→ GIVEN RECORDS:
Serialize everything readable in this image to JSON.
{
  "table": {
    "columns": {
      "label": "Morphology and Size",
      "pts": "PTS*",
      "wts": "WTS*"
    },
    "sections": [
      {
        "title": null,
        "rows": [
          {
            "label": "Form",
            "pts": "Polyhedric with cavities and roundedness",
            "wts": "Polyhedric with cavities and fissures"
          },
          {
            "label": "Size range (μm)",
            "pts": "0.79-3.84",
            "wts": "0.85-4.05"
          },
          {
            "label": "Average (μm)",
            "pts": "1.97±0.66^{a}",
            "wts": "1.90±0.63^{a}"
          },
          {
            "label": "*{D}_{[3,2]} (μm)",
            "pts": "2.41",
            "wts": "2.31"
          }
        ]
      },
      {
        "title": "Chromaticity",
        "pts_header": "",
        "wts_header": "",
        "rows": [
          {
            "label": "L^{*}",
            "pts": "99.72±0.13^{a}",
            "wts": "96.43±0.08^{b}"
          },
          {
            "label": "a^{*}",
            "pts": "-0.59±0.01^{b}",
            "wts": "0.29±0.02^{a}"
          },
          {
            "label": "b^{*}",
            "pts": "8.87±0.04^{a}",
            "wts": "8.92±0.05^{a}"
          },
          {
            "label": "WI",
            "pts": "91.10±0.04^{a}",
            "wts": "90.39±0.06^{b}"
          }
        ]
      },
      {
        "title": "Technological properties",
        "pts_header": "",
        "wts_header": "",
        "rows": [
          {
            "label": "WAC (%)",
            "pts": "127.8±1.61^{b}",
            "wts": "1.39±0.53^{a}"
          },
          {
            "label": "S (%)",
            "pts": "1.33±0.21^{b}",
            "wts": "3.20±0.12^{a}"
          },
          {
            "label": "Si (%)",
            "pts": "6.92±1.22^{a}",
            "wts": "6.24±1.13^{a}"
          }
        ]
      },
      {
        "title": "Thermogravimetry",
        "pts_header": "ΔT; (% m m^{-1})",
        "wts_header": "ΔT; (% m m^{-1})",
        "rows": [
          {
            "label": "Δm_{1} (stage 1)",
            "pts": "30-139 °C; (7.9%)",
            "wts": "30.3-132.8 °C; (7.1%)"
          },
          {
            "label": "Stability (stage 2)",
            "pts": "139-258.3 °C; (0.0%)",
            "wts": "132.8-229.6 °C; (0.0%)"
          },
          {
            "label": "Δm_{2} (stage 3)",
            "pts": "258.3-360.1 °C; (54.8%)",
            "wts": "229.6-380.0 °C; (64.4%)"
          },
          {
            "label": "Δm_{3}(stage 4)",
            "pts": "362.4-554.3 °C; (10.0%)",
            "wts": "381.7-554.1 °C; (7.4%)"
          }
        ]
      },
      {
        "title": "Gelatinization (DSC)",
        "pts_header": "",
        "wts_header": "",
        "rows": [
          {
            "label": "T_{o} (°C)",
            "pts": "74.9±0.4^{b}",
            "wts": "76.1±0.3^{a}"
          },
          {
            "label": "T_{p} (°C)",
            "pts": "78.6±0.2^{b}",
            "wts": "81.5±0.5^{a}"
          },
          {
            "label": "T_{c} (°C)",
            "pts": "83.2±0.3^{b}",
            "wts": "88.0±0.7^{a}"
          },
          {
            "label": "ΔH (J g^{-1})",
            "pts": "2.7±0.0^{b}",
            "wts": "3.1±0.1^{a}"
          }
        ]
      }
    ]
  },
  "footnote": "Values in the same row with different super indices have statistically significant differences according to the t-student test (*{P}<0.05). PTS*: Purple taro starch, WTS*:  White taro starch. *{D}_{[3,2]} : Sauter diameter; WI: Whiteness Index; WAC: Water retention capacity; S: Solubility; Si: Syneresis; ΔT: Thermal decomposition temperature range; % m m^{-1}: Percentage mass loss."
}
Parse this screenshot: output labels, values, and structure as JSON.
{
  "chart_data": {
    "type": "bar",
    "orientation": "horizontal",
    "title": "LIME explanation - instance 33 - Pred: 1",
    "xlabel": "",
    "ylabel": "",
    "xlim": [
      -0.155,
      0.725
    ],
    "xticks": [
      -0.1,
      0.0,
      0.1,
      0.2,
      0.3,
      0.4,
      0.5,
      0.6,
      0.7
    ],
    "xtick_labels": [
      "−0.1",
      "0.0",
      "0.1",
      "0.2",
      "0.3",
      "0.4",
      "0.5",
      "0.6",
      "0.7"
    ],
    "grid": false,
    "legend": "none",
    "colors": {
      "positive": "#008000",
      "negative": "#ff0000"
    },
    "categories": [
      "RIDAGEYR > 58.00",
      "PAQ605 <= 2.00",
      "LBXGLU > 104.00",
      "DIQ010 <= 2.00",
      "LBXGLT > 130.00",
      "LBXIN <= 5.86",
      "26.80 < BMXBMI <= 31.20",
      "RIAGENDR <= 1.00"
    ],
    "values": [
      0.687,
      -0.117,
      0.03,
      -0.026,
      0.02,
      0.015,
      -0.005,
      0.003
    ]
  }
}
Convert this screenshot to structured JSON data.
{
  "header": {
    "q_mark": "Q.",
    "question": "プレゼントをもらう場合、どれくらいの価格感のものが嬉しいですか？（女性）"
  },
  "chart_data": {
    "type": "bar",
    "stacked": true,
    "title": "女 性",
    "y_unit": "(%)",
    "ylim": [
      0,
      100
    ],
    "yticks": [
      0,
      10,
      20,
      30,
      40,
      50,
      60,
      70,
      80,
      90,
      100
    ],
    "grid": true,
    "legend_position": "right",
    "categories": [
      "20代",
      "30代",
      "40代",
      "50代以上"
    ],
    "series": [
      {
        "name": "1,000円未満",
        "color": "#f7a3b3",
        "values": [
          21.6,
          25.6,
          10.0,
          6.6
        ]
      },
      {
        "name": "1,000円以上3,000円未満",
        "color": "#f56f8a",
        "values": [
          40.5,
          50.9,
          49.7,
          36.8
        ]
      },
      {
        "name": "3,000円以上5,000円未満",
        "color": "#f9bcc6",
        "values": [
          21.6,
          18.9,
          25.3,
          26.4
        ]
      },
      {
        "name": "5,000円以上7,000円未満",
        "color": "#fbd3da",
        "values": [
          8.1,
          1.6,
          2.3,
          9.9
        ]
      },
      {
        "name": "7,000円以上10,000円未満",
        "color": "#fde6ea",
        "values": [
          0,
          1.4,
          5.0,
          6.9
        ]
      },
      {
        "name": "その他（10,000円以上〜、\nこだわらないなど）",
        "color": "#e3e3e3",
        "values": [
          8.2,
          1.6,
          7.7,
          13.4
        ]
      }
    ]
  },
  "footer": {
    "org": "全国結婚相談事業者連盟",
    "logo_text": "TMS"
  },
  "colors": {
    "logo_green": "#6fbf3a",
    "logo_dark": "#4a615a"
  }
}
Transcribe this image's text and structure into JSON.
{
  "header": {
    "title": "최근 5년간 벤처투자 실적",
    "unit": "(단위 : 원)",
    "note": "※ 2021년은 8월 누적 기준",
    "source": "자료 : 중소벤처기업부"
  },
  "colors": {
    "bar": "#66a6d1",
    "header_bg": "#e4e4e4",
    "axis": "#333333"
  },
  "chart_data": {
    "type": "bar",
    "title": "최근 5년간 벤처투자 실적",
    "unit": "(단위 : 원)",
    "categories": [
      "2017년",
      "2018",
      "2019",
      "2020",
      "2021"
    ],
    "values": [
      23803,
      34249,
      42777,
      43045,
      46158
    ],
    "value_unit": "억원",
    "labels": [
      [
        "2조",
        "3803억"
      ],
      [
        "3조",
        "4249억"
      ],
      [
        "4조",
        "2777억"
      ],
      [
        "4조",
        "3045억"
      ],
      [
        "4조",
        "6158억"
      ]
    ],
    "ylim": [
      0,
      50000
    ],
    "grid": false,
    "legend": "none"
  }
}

→ EXERCISE AIM:
Copy out every line that includes the word "with".

→ FINAL ANSWER:
            "pts": "Polyhedric with cavities and roundedness",
            "wts": "Polyhedric with cavities and fissures"
  "footnote": "Values in the same row with different super indices have statistically significant differences according to the t-student test (*{P}<0.05). PTS*: Purple taro starch, WTS*:  White taro starch. *{D}_{[3,2]} : Sauter diameter; WI: Whiteness Index; WAC: Water retention capacity; S: Solubility; Si: Syneresis; ΔT: Thermal decomposition temperature range; % m m^{-1}: Percentage mass loss."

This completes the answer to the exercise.